(Data records)
· · ·

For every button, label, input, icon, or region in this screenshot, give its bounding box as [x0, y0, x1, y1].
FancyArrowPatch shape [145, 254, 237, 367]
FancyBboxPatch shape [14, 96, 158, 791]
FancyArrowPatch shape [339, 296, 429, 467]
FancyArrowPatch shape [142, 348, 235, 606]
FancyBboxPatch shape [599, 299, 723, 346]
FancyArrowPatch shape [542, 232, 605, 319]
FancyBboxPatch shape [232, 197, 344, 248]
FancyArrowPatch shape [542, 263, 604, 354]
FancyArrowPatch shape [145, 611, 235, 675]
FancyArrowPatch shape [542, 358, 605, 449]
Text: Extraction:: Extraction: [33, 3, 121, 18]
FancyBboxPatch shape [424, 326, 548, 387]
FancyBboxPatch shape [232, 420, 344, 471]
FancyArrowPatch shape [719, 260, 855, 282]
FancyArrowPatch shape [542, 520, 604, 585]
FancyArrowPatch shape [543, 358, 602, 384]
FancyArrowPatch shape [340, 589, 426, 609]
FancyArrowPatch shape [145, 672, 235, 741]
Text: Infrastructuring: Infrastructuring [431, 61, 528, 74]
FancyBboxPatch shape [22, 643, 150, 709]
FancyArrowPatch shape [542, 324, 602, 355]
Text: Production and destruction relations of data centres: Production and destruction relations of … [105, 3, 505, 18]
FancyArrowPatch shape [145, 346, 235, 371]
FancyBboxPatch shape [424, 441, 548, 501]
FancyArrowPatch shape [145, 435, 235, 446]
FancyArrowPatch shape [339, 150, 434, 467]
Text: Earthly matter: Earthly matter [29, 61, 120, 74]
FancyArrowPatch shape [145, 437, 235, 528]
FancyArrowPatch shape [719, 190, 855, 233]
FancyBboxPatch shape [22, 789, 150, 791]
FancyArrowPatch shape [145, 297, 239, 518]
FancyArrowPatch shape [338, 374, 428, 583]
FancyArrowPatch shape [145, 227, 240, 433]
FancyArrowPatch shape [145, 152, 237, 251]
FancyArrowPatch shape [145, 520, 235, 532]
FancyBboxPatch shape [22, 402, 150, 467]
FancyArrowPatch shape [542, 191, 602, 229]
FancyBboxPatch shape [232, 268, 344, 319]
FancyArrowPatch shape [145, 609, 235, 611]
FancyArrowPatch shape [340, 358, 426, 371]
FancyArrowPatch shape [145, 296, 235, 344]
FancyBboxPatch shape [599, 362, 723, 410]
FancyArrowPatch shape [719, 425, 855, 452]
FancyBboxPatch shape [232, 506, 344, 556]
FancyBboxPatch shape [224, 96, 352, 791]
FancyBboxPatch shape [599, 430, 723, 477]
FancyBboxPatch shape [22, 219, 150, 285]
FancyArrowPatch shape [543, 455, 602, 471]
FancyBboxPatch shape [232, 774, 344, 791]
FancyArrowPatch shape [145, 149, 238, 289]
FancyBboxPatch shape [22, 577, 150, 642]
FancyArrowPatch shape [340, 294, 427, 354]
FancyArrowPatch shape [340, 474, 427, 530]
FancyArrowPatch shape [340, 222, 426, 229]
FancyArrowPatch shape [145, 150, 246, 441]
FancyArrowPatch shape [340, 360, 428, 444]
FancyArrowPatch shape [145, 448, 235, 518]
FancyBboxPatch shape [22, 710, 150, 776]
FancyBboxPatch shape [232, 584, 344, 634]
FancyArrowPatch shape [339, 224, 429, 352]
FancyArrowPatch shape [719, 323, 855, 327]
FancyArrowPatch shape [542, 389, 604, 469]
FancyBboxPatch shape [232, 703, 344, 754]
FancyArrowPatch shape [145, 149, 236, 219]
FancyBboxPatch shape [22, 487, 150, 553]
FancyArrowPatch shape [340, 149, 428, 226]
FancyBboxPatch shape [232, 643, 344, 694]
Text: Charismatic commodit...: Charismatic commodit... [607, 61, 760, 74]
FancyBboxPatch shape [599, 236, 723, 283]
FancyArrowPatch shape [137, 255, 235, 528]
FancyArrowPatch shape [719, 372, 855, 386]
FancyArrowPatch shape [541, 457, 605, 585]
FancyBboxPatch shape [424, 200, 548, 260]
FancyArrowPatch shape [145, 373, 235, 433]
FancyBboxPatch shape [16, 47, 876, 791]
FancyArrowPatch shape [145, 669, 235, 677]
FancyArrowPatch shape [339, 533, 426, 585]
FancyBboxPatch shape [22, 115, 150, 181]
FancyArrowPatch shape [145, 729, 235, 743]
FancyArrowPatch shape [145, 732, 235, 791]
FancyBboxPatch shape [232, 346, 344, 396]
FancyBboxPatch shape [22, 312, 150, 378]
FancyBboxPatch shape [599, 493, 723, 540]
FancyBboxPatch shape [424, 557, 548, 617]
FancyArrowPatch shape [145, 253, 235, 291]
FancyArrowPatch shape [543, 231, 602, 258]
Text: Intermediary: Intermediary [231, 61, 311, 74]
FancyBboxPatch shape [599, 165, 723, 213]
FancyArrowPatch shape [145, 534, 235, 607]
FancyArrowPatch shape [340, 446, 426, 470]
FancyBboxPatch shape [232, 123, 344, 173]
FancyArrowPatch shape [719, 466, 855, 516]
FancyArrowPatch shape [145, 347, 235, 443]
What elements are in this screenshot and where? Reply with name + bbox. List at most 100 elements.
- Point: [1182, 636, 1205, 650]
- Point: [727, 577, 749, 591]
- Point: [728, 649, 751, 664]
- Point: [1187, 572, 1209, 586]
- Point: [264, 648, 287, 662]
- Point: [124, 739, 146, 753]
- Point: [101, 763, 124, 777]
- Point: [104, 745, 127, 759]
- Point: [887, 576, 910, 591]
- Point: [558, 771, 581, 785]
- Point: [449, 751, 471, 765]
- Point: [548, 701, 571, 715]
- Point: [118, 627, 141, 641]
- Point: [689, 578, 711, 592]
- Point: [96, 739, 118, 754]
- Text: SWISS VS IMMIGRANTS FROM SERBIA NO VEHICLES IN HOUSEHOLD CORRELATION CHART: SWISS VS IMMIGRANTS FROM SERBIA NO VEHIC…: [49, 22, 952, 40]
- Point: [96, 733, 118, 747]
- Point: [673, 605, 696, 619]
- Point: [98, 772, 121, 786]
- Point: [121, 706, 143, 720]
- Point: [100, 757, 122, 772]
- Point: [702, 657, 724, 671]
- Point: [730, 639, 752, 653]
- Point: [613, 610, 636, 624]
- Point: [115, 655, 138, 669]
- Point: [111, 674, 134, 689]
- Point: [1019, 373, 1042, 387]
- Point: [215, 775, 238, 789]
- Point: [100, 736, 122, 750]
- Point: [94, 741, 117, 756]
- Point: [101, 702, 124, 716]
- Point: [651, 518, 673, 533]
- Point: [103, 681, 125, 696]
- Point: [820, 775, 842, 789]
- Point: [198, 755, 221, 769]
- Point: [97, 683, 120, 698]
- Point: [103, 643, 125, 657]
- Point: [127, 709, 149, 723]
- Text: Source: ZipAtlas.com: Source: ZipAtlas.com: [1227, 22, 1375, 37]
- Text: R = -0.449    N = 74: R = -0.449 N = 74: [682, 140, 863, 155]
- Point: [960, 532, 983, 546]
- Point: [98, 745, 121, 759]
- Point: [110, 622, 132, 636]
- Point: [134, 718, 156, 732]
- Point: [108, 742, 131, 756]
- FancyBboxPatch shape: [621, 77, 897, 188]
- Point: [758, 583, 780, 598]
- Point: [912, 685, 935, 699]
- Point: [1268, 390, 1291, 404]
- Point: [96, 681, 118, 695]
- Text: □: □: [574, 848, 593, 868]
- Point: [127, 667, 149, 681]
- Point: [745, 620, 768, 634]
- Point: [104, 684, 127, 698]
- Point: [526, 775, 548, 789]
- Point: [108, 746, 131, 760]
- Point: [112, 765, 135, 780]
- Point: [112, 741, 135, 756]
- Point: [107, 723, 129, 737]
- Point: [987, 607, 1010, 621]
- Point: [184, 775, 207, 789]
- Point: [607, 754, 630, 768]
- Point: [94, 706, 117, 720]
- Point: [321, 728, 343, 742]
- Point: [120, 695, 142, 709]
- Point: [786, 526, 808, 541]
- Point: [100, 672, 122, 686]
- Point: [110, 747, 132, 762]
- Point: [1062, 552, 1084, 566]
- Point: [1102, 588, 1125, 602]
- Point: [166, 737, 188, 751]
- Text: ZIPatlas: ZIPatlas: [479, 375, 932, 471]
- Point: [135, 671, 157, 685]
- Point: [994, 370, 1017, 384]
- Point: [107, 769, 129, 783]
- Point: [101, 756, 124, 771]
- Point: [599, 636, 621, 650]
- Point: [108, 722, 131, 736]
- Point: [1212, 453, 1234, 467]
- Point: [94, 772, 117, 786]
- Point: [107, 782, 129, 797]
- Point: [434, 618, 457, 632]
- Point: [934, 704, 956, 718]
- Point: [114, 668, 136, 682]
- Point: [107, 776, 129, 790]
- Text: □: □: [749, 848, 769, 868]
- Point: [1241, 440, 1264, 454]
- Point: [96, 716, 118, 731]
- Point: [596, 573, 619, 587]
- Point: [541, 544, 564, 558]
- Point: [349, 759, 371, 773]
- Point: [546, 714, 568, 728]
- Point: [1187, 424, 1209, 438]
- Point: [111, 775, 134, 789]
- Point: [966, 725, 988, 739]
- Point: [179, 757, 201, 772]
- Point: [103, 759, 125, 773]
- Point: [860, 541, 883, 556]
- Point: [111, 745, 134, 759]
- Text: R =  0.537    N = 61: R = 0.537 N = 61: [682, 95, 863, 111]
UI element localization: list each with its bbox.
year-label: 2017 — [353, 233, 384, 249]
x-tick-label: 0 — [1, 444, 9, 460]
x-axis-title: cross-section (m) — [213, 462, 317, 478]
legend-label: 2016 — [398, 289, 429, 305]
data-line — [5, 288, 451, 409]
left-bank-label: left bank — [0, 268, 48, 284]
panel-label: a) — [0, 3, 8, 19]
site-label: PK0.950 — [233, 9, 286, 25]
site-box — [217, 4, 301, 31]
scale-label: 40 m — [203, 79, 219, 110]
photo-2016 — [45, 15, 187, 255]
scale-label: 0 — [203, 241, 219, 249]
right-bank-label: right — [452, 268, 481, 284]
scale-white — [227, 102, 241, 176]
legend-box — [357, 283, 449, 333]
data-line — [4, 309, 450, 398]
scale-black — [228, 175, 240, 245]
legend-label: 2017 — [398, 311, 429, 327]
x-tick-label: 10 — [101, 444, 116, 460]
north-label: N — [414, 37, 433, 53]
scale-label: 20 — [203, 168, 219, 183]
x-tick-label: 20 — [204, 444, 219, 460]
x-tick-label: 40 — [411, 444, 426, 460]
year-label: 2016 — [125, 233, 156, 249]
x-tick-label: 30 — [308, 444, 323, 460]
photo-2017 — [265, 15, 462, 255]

· · ·

REQUIREMENT:
Reproduce the lines from the first line of the records through the line containing "FancyArrowPatch shape [145, 611, 235, 675]", inclusive, changing "FancyBboxPatch" to "BoxPatch" and leaving everything else unchanged.

RESPONSE TO THE EXERCISE:
For every button, label, input, icon, or region in this screenshot, give its bounding box as [x0, y0, x1, y1].
FancyArrowPatch shape [145, 254, 237, 367]
BoxPatch shape [14, 96, 158, 791]
FancyArrowPatch shape [339, 296, 429, 467]
FancyArrowPatch shape [142, 348, 235, 606]
BoxPatch shape [599, 299, 723, 346]
FancyArrowPatch shape [542, 232, 605, 319]
BoxPatch shape [232, 197, 344, 248]
FancyArrowPatch shape [542, 263, 604, 354]
FancyArrowPatch shape [145, 611, 235, 675]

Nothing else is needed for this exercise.